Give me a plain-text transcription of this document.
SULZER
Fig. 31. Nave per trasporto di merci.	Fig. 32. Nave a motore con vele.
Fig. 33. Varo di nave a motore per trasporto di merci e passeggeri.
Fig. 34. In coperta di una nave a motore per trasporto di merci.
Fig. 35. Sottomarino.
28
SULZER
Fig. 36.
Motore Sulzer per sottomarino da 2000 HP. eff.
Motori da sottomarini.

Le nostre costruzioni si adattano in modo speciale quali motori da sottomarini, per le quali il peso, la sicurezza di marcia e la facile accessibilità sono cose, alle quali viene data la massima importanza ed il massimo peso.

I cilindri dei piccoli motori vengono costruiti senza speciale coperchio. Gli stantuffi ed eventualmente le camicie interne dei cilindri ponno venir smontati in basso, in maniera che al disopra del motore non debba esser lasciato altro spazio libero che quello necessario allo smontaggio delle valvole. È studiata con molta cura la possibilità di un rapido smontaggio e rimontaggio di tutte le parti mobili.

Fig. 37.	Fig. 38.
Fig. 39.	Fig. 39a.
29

┄┄┄┄┄┄┄┄┄┄┄┄┄┄┄┄┄┄┄┄

**YOUR TASK**:
Check each line of the records above for the string "sottomarini", and report every line that has it.

**RESPONSE TO THE TASK**:
Motori da sottomarini.
Le nostre costruzioni si adattano in modo speciale quali motori da sottomarini, per le quali il peso, la sicurezza di marcia e la facile accessibilità sono cose, alle quali viene data la massima importanza ed il massimo peso.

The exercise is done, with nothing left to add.